(Instruction)
Omit all pictures and give the records below again exactly as written.

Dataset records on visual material
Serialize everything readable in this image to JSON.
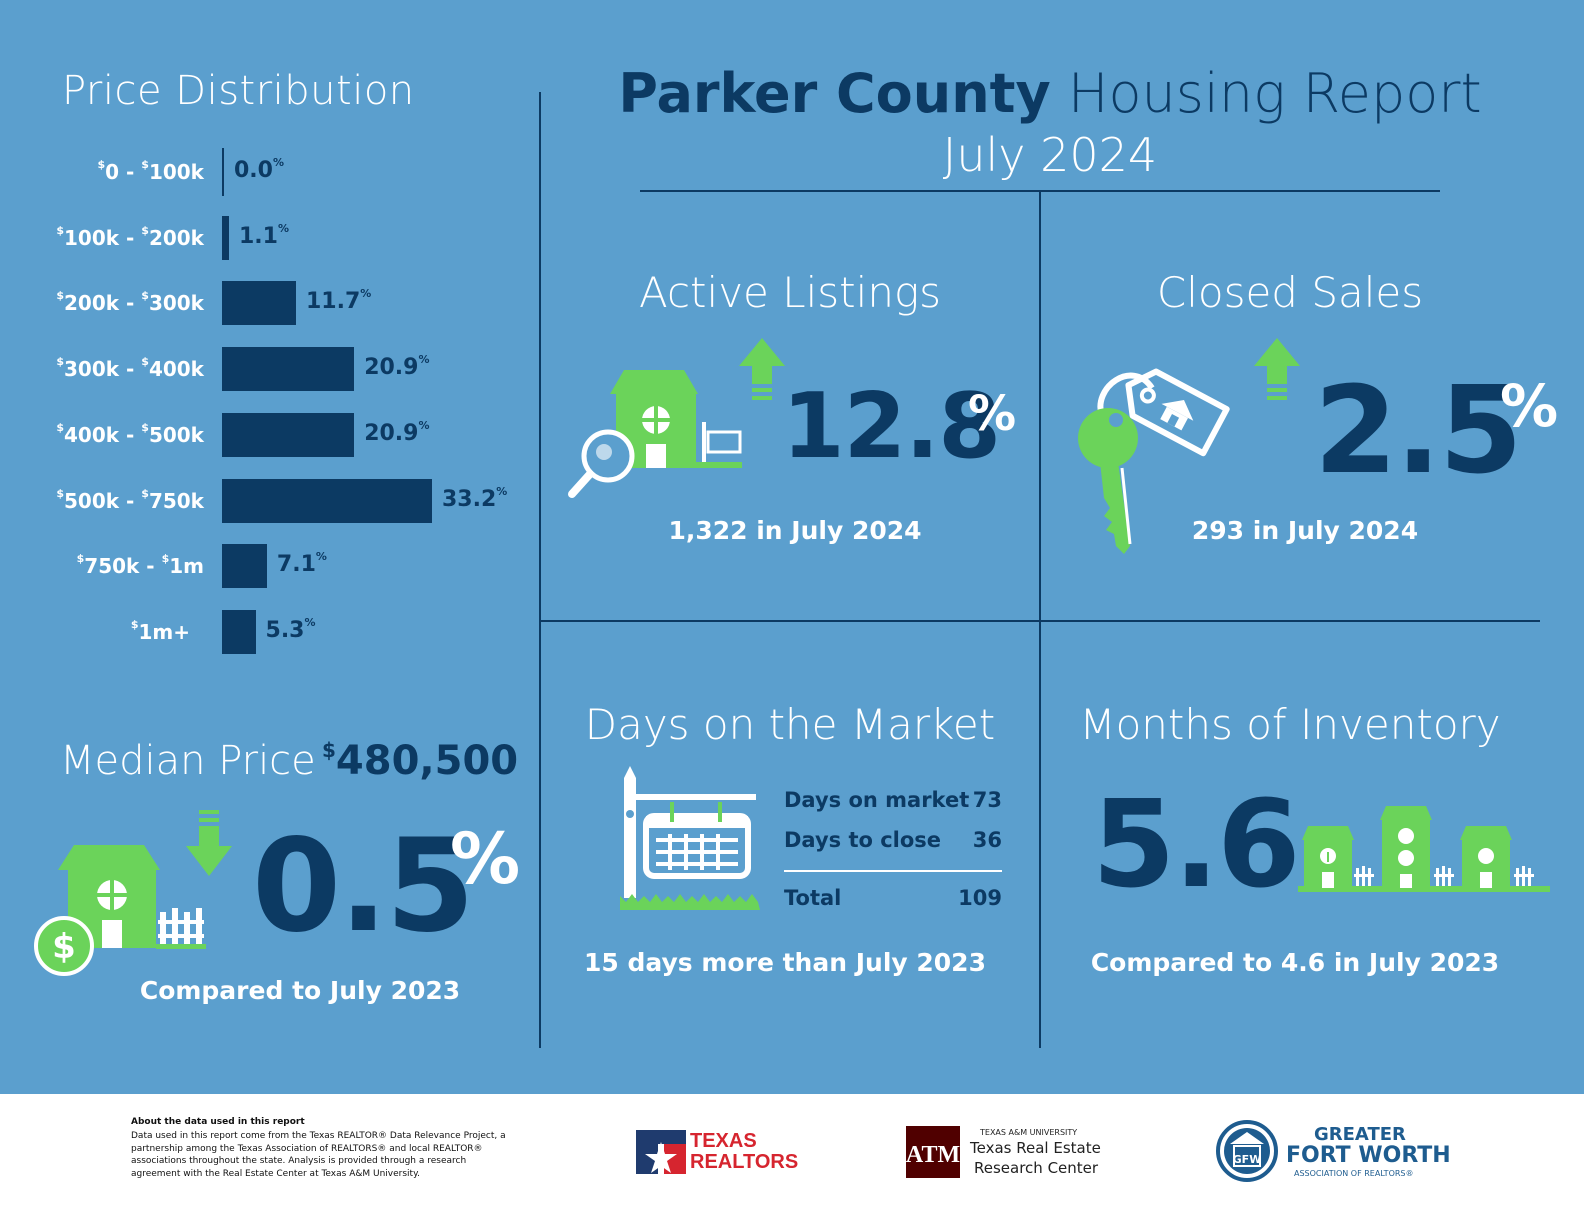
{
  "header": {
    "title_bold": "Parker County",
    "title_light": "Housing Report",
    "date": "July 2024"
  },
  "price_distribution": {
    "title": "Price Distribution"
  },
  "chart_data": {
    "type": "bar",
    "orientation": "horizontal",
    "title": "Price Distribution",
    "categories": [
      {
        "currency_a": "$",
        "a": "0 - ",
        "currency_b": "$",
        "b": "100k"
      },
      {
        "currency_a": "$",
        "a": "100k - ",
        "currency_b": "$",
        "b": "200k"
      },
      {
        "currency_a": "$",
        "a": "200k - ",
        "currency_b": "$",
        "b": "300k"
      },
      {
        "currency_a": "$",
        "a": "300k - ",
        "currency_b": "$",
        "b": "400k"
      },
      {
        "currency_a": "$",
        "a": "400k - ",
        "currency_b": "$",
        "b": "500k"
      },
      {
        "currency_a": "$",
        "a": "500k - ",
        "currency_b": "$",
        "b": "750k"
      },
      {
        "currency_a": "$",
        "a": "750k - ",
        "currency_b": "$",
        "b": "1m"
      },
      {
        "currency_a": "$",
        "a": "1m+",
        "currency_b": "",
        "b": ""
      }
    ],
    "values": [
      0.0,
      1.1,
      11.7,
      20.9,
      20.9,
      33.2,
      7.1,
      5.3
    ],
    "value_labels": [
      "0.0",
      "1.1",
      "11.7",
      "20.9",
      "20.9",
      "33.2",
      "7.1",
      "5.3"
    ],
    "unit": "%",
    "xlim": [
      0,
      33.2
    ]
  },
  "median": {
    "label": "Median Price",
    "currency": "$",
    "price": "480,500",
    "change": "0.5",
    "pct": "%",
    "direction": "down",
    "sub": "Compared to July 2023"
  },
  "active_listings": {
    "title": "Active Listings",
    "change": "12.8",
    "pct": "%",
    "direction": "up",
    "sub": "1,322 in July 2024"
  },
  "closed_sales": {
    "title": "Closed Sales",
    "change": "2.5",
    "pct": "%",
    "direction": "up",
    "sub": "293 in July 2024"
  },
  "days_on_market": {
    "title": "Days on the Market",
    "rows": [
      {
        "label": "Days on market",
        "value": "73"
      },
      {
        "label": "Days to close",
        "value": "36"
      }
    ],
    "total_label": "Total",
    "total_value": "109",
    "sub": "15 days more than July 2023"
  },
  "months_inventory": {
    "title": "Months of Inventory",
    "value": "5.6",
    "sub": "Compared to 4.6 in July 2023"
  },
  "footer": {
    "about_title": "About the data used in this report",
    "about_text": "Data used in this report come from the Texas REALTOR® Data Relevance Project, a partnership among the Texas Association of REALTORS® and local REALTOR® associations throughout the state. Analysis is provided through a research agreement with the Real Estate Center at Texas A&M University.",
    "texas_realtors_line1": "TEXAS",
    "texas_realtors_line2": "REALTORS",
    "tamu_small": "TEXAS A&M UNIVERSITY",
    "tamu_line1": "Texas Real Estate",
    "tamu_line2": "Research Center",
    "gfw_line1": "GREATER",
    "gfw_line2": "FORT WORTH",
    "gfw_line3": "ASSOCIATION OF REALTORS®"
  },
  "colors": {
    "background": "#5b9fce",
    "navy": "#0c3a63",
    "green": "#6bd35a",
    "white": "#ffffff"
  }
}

(Response to the exercise)
Serialize everything readable in this image to JSON.
{
  "header": {
    "title_bold": "Parker County",
    "title_light": "Housing Report",
    "date": "July 2024"
  },
  "price_distribution": {
    "title": "Price Distribution"
  },
  "chart_data": {
    "type": "bar",
    "orientation": "horizontal",
    "title": "Price Distribution",
    "categories": [
      {
        "currency_a": "$",
        "a": "0 - ",
        "currency_b": "$",
        "b": "100k"
      },
      {
        "currency_a": "$",
        "a": "100k - ",
        "currency_b": "$",
        "b": "200k"
      },
      {
        "currency_a": "$",
        "a": "200k - ",
        "currency_b": "$",
        "b": "300k"
      },
      {
        "currency_a": "$",
        "a": "300k - ",
        "currency_b": "$",
        "b": "400k"
      },
      {
        "currency_a": "$",
        "a": "400k - ",
        "currency_b": "$",
        "b": "500k"
      },
      {
        "currency_a": "$",
        "a": "500k - ",
        "currency_b": "$",
        "b": "750k"
      },
      {
        "currency_a": "$",
        "a": "750k - ",
        "currency_b": "$",
        "b": "1m"
      },
      {
        "currency_a": "$",
        "a": "1m+",
        "currency_b": "",
        "b": ""
      }
    ],
    "values": [
      0.0,
      1.1,
      11.7,
      20.9,
      20.9,
      33.2,
      7.1,
      5.3
    ],
    "value_labels": [
      "0.0",
      "1.1",
      "11.7",
      "20.9",
      "20.9",
      "33.2",
      "7.1",
      "5.3"
    ],
    "unit": "%",
    "xlim": [
      0,
      33.2
    ]
  },
  "median": {
    "label": "Median Price",
    "currency": "$",
    "price": "480,500",
    "change": "0.5",
    "pct": "%",
    "direction": "down",
    "sub": "Compared to July 2023"
  },
  "active_listings": {
    "title": "Active Listings",
    "change": "12.8",
    "pct": "%",
    "direction": "up",
    "sub": "1,322 in July 2024"
  },
  "closed_sales": {
    "title": "Closed Sales",
    "change": "2.5",
    "pct": "%",
    "direction": "up",
    "sub": "293 in July 2024"
  },
  "days_on_market": {
    "title": "Days on the Market",
    "rows": [
      {
        "label": "Days on market",
        "value": "73"
      },
      {
        "label": "Days to close",
        "value": "36"
      }
    ],
    "total_label": "Total",
    "total_value": "109",
    "sub": "15 days more than July 2023"
  },
  "months_inventory": {
    "title": "Months of Inventory",
    "value": "5.6",
    "sub": "Compared to 4.6 in July 2023"
  },
  "footer": {
    "about_title": "About the data used in this report",
    "about_text": "Data used in this report come from the Texas REALTOR® Data Relevance Project, a partnership among the Texas Association of REALTORS® and local REALTOR® associations throughout the state. Analysis is provided through a research agreement with the Real Estate Center at Texas A&M University.",
    "texas_realtors_line1": "TEXAS",
    "texas_realtors_line2": "REALTORS",
    "tamu_small": "TEXAS A&M UNIVERSITY",
    "tamu_line1": "Texas Real Estate",
    "tamu_line2": "Research Center",
    "gfw_line1": "GREATER",
    "gfw_line2": "FORT WORTH",
    "gfw_line3": "ASSOCIATION OF REALTORS®"
  },
  "colors": {
    "background": "#5b9fce",
    "navy": "#0c3a63",
    "green": "#6bd35a",
    "white": "#ffffff"
  }
}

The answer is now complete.